### Data for the task

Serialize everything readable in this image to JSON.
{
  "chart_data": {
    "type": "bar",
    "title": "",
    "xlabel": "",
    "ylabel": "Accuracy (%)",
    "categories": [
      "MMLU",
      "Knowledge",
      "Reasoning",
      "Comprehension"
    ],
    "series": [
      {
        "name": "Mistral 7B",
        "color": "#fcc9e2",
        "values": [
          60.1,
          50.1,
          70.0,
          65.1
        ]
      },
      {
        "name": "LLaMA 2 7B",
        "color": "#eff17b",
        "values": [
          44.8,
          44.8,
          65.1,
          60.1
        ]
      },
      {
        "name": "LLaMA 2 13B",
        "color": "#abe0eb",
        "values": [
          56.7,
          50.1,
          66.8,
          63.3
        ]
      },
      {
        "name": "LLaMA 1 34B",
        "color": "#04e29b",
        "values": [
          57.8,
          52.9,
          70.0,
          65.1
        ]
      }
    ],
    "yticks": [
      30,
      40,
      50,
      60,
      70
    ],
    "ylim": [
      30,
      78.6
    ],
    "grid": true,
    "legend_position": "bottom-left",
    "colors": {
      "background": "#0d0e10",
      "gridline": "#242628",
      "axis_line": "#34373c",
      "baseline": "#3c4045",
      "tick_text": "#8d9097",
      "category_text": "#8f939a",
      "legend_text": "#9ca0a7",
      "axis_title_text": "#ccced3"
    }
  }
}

### Task instructions
Every entry must be quoted exactly as it appears above.

### Exercise response
Serialize everything readable in this image to JSON.
{
  "chart_data": {
    "type": "bar",
    "title": "",
    "xlabel": "",
    "ylabel": "Accuracy (%)",
    "categories": [
      "MMLU",
      "Knowledge",
      "Reasoning",
      "Comprehension"
    ],
    "series": [
      {
        "name": "Mistral 7B",
        "color": "#fcc9e2",
        "values": [
          60.1,
          50.1,
          70.0,
          65.1
        ]
      },
      {
        "name": "LLaMA 2 7B",
        "color": "#eff17b",
        "values": [
          44.8,
          44.8,
          65.1,
          60.1
        ]
      },
      {
        "name": "LLaMA 2 13B",
        "color": "#abe0eb",
        "values": [
          56.7,
          50.1,
          66.8,
          63.3
        ]
      },
      {
        "name": "LLaMA 1 34B",
        "color": "#04e29b",
        "values": [
          57.8,
          52.9,
          70.0,
          65.1
        ]
      }
    ],
    "yticks": [
      30,
      40,
      50,
      60,
      70
    ],
    "ylim": [
      30,
      78.6
    ],
    "grid": true,
    "legend_position": "bottom-left",
    "colors": {
      "background": "#0d0e10",
      "gridline": "#242628",
      "axis_line": "#34373c",
      "baseline": "#3c4045",
      "tick_text": "#8d9097",
      "category_text": "#8f939a",
      "legend_text": "#9ca0a7",
      "axis_title_text": "#ccced3"
    }
  }
}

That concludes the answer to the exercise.